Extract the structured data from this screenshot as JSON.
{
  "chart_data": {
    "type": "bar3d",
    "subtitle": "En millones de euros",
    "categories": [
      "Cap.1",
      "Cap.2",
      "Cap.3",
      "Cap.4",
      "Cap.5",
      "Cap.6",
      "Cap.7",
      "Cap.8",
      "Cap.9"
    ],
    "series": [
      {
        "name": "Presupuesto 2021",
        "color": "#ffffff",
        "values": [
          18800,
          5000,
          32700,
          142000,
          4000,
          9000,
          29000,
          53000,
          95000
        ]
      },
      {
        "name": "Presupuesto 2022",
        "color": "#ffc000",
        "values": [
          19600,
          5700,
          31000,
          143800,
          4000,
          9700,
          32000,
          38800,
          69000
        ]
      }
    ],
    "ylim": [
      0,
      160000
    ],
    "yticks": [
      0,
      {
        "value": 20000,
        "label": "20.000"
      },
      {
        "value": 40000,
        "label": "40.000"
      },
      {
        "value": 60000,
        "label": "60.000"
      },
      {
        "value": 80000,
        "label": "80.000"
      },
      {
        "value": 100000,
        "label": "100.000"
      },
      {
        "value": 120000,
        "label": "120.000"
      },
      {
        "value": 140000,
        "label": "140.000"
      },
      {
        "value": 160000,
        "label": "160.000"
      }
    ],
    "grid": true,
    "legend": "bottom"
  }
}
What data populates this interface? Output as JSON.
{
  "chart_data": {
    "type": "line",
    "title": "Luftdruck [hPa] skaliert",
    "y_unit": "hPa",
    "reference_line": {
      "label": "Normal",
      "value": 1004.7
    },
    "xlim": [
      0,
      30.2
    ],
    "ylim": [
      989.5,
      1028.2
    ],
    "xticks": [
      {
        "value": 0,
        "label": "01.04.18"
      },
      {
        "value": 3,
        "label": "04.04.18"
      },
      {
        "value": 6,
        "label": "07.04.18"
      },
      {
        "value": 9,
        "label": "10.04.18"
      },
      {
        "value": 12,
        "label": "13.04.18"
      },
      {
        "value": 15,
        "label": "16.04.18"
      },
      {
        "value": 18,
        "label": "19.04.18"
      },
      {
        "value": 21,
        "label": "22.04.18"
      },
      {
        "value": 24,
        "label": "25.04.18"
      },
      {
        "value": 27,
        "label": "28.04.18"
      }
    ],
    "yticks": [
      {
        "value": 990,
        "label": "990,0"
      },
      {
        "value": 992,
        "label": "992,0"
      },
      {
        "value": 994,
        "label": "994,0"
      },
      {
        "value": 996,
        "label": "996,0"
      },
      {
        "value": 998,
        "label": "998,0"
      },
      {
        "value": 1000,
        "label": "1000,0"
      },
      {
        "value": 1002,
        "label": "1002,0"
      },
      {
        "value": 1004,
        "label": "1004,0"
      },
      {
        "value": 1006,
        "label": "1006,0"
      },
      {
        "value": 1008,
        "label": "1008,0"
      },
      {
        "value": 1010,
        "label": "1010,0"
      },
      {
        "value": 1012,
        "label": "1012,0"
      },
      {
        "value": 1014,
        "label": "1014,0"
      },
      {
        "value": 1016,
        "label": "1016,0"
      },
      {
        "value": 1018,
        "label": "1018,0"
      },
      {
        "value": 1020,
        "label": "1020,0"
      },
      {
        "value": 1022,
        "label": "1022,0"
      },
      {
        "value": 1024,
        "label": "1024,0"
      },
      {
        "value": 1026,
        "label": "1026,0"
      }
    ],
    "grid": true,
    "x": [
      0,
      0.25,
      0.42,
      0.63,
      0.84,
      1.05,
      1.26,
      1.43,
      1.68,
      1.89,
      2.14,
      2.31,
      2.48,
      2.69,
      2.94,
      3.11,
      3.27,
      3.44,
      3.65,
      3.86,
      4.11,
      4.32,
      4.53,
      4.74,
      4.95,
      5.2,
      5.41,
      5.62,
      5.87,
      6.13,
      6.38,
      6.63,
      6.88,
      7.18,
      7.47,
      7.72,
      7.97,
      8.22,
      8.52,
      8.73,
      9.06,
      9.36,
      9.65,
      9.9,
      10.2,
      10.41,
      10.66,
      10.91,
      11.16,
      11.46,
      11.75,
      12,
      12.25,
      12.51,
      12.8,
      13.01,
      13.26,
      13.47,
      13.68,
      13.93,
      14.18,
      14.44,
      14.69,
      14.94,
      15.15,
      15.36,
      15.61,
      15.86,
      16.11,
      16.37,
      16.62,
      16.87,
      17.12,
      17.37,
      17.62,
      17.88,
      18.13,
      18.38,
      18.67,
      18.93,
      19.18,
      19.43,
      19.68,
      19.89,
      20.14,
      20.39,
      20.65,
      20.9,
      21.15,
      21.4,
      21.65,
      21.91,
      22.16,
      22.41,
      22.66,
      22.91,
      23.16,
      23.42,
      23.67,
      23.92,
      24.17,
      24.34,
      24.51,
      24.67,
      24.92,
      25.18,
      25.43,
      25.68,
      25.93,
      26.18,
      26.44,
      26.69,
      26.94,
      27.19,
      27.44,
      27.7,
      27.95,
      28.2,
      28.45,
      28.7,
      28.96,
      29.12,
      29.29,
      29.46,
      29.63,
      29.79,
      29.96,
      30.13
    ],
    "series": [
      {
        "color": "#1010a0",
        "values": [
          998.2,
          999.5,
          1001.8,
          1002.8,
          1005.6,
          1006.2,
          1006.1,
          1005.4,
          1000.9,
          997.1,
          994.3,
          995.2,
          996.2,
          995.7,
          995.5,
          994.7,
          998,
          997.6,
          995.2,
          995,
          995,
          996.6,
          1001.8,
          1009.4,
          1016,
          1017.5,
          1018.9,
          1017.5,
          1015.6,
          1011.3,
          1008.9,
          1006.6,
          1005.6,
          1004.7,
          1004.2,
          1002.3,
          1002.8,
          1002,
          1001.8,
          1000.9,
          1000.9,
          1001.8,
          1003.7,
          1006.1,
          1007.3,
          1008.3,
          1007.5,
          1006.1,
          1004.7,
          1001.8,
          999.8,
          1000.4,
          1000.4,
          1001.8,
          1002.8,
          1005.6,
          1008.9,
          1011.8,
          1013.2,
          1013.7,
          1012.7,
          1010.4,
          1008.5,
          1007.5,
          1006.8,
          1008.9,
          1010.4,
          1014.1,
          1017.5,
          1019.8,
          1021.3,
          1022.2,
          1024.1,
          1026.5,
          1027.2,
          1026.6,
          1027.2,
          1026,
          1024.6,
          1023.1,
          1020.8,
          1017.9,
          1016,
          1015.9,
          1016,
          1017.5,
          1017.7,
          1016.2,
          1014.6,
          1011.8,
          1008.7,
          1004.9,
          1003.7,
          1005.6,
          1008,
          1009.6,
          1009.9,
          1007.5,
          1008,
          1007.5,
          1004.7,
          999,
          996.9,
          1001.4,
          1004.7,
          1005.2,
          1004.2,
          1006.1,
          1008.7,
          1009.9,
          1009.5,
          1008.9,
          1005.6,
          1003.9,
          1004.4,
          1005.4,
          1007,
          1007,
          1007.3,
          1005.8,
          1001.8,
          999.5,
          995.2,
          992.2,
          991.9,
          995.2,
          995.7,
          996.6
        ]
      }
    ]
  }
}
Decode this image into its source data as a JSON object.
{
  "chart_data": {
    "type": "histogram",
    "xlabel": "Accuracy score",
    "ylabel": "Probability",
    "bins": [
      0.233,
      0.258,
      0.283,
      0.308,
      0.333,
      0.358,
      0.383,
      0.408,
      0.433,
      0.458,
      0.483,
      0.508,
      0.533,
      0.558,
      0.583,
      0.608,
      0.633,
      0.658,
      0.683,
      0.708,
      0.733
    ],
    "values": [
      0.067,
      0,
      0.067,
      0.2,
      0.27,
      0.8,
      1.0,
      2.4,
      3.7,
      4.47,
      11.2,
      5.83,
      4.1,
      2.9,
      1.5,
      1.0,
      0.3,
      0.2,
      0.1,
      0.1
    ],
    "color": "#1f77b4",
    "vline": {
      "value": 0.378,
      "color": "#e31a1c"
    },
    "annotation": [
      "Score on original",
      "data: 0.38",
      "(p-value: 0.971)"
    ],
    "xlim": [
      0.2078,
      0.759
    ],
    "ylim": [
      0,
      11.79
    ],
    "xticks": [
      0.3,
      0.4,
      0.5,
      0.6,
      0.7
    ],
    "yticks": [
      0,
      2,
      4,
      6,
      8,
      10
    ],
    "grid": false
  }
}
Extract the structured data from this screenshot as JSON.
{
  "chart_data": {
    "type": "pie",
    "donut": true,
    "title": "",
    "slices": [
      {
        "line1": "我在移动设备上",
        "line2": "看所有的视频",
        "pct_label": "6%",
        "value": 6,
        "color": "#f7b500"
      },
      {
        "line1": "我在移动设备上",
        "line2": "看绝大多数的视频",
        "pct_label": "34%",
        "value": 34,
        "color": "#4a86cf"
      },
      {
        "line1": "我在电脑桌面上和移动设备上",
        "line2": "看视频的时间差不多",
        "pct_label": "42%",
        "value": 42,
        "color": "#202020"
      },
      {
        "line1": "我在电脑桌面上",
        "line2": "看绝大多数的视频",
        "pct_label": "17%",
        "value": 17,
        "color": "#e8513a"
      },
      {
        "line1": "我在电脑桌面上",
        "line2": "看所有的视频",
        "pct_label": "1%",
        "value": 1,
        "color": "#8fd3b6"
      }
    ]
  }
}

☆ ☆ ☆ ☆ ☆

* **Brief**
Of the lines in the data above, how many contain the word "this"? Give only that figure.

* **Written answer**
4